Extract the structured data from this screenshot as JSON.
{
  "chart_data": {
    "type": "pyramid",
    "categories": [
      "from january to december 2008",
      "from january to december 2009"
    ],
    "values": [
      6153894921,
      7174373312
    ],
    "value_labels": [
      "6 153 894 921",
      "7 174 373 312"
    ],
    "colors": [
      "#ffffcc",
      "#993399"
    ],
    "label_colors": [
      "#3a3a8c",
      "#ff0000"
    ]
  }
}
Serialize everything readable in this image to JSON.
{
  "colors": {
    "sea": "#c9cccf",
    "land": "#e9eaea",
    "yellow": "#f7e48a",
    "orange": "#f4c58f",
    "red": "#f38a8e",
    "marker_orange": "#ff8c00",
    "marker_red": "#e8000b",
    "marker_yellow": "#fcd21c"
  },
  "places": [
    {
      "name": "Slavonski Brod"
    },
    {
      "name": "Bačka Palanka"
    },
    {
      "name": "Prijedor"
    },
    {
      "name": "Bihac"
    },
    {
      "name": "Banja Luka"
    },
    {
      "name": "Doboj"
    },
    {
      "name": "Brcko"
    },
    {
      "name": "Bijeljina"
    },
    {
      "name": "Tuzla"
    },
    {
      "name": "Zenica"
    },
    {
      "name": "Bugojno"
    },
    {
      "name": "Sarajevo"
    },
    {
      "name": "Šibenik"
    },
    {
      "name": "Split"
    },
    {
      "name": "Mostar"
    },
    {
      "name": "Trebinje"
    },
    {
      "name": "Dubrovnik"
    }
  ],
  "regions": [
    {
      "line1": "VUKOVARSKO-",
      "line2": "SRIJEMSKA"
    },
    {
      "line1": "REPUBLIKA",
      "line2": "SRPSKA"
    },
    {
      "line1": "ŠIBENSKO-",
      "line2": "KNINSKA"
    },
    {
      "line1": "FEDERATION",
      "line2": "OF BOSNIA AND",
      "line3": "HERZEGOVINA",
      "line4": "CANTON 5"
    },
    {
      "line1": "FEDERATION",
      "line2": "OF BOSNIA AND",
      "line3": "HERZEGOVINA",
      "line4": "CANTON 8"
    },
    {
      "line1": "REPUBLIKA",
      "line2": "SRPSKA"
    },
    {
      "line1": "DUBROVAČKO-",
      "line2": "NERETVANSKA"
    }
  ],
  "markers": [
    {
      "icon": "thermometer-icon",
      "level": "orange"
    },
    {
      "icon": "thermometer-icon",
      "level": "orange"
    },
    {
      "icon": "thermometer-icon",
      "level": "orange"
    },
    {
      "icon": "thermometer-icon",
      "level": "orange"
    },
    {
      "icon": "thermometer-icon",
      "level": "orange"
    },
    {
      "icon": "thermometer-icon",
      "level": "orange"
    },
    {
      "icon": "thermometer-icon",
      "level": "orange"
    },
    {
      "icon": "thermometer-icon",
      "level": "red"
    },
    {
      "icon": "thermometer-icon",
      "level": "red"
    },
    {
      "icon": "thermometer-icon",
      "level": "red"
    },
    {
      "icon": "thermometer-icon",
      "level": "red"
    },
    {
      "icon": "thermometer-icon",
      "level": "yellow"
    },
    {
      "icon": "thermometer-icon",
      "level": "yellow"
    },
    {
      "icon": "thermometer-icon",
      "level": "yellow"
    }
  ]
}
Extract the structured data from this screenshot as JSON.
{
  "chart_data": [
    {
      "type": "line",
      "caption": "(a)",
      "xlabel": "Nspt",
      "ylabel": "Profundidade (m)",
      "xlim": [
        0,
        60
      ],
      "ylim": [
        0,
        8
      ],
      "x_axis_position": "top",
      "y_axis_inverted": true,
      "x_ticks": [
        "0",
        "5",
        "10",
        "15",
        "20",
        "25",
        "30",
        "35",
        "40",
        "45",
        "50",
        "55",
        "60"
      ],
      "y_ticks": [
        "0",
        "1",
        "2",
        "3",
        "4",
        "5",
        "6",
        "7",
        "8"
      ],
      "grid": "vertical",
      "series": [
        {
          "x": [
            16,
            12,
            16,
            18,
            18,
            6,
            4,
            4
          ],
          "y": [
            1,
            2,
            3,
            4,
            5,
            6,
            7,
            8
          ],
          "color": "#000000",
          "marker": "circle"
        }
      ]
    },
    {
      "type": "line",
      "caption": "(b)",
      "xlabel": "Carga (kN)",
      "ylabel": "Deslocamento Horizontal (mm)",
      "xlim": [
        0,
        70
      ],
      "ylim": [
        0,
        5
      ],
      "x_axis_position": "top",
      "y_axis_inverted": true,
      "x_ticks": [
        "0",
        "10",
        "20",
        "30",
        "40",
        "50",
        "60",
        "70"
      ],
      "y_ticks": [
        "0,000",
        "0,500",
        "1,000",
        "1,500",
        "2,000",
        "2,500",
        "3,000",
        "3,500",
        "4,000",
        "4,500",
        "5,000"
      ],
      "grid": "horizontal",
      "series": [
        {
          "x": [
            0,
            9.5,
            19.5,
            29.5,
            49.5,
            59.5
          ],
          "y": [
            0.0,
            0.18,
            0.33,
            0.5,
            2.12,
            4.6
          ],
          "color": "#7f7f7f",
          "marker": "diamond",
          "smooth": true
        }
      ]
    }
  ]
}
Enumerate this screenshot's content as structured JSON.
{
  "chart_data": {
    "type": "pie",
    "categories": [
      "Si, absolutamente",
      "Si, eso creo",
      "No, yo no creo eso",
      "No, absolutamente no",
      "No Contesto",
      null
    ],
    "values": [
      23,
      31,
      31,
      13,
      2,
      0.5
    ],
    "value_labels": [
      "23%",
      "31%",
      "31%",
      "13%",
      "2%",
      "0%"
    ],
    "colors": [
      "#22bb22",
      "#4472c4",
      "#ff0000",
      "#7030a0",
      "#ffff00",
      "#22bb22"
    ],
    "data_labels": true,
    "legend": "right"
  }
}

+++

What to do: Give back exactly the lines running from the line containing "Enumerate this screenshot's" through the end of the material above, both included, and nothing beyond them.

Right answer:
Enumerate this screenshot's content as structured JSON.
{
  "chart_data": {
    "type": "pie",
    "categories": [
      "Si, absolutamente",
      "Si, eso creo",
      "No, yo no creo eso",
      "No, absolutamente no",
      "No Contesto",
      null
    ],
    "values": [
      23,
      31,
      31,
      13,
      2,
      0.5
    ],
    "value_labels": [
      "23%",
      "31%",
      "31%",
      "13%",
      "2%",
      "0%"
    ],
    "colors": [
      "#22bb22",
      "#4472c4",
      "#ff0000",
      "#7030a0",
      "#ffff00",
      "#22bb22"
    ],
    "data_labels": true,
    "legend": "right"
  }
}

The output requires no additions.